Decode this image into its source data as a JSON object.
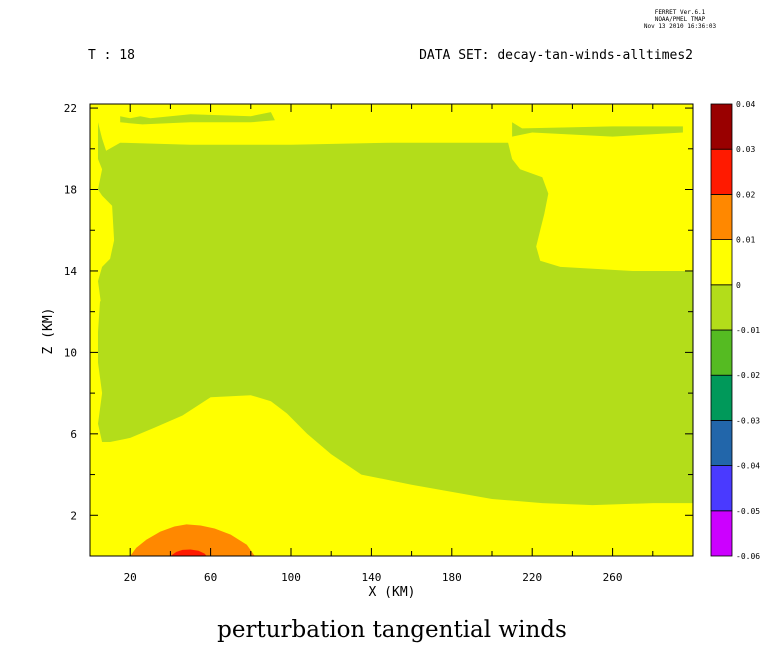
{
  "header": {
    "ferret_stamp": [
      "FERRET Ver.6.1",
      "NOAA/PMEL TMAP",
      "Nov 13 2010 16:36:03"
    ],
    "time_label": "T : 18",
    "dataset_label": "DATA SET: decay-tan-winds-alltimes2"
  },
  "chart_data": {
    "type": "heatmap",
    "title": "perturbation tangential winds",
    "xlabel": "X (KM)",
    "ylabel": "Z (KM)",
    "xlim": [
      0,
      300
    ],
    "ylim": [
      0,
      22.2
    ],
    "xticks": [
      20,
      60,
      100,
      140,
      180,
      220,
      260
    ],
    "yticks": [
      2,
      6,
      10,
      14,
      18,
      22
    ],
    "colorbar": {
      "levels": [
        -0.06,
        -0.05,
        -0.04,
        -0.03,
        -0.02,
        -0.01,
        0,
        0.01,
        0.02,
        0.03,
        0.04
      ],
      "colors": [
        "#cc00ff",
        "#4a3aff",
        "#2266aa",
        "#00995a",
        "#55bb22",
        "#b3dd1a",
        "#ffff00",
        "#ff8800",
        "#ff1a00",
        "#990000"
      ]
    },
    "regions": [
      {
        "name": "negative-region",
        "level_range": [
          -0.01,
          0
        ],
        "color": "#b3dd1a",
        "polygon": [
          [
            4,
            21.3
          ],
          [
            6,
            20.5
          ],
          [
            8,
            19.9
          ],
          [
            15,
            20.3
          ],
          [
            50,
            20.2
          ],
          [
            100,
            20.2
          ],
          [
            150,
            20.3
          ],
          [
            208,
            20.3
          ],
          [
            210,
            19.5
          ],
          [
            214,
            19.0
          ],
          [
            225,
            18.6
          ],
          [
            228,
            17.8
          ],
          [
            226,
            16.8
          ],
          [
            224,
            16
          ],
          [
            222,
            15.2
          ],
          [
            224,
            14.5
          ],
          [
            234,
            14.2
          ],
          [
            270,
            14.0
          ],
          [
            300,
            14.0
          ],
          [
            300,
            2.6
          ],
          [
            280,
            2.6
          ],
          [
            250,
            2.5
          ],
          [
            225,
            2.6
          ],
          [
            200,
            2.8
          ],
          [
            160,
            3.5
          ],
          [
            135,
            4.0
          ],
          [
            120,
            5.0
          ],
          [
            108,
            6.0
          ],
          [
            98,
            7.0
          ],
          [
            90,
            7.6
          ],
          [
            80,
            7.9
          ],
          [
            60,
            7.8
          ],
          [
            46,
            6.9
          ],
          [
            32,
            6.3
          ],
          [
            20,
            5.8
          ],
          [
            10,
            5.6
          ],
          [
            6,
            5.6
          ],
          [
            4,
            6.5
          ],
          [
            6,
            8.0
          ],
          [
            4,
            9.5
          ],
          [
            4,
            11.0
          ],
          [
            5,
            12.5
          ],
          [
            12,
            12.9
          ],
          [
            16,
            12.6
          ],
          [
            13,
            12.2
          ],
          [
            6,
            12.0
          ],
          [
            4,
            13.5
          ],
          [
            6,
            14.2
          ],
          [
            10,
            14.6
          ],
          [
            12,
            15.5
          ],
          [
            11,
            17.2
          ],
          [
            6,
            17.7
          ],
          [
            4,
            18.0
          ],
          [
            6,
            19.0
          ],
          [
            4,
            19.5
          ]
        ]
      },
      {
        "name": "strip-upper",
        "level_range": [
          -0.01,
          0
        ],
        "color": "#b3dd1a",
        "polygon": [
          [
            15,
            21.6
          ],
          [
            20,
            21.5
          ],
          [
            25,
            21.6
          ],
          [
            30,
            21.5
          ],
          [
            50,
            21.7
          ],
          [
            80,
            21.6
          ],
          [
            90,
            21.8
          ],
          [
            92,
            21.4
          ],
          [
            80,
            21.3
          ],
          [
            50,
            21.3
          ],
          [
            26,
            21.2
          ],
          [
            15,
            21.3
          ]
        ]
      },
      {
        "name": "strip-right",
        "level_range": [
          -0.01,
          0
        ],
        "color": "#b3dd1a",
        "polygon": [
          [
            210,
            21.3
          ],
          [
            215,
            21.0
          ],
          [
            260,
            21.1
          ],
          [
            295,
            21.1
          ],
          [
            295,
            20.8
          ],
          [
            260,
            20.6
          ],
          [
            220,
            20.8
          ],
          [
            210,
            20.6
          ]
        ]
      },
      {
        "name": "positive-0.01",
        "level_range": [
          0.01,
          0.02
        ],
        "color": "#ff8800",
        "polygon": [
          [
            20,
            0
          ],
          [
            23,
            0.4
          ],
          [
            28,
            0.8
          ],
          [
            35,
            1.2
          ],
          [
            42,
            1.45
          ],
          [
            48,
            1.55
          ],
          [
            55,
            1.5
          ],
          [
            62,
            1.35
          ],
          [
            70,
            1.05
          ],
          [
            78,
            0.55
          ],
          [
            82,
            0
          ]
        ]
      },
      {
        "name": "positive-0.02",
        "level_range": [
          0.02,
          0.03
        ],
        "color": "#ff1a00",
        "polygon": [
          [
            40,
            0
          ],
          [
            43,
            0.2
          ],
          [
            46,
            0.3
          ],
          [
            50,
            0.32
          ],
          [
            54,
            0.26
          ],
          [
            57,
            0.12
          ],
          [
            58,
            0
          ]
        ]
      }
    ]
  }
}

● ● ● ●

JOB
Using the listing above, pick out each line that contains the word "winds", then copy it.

FULL SOLUTION
    "dataset_label": "DATA SET: decay-tan-winds-alltimes2"
    "title": "perturbation tangential winds",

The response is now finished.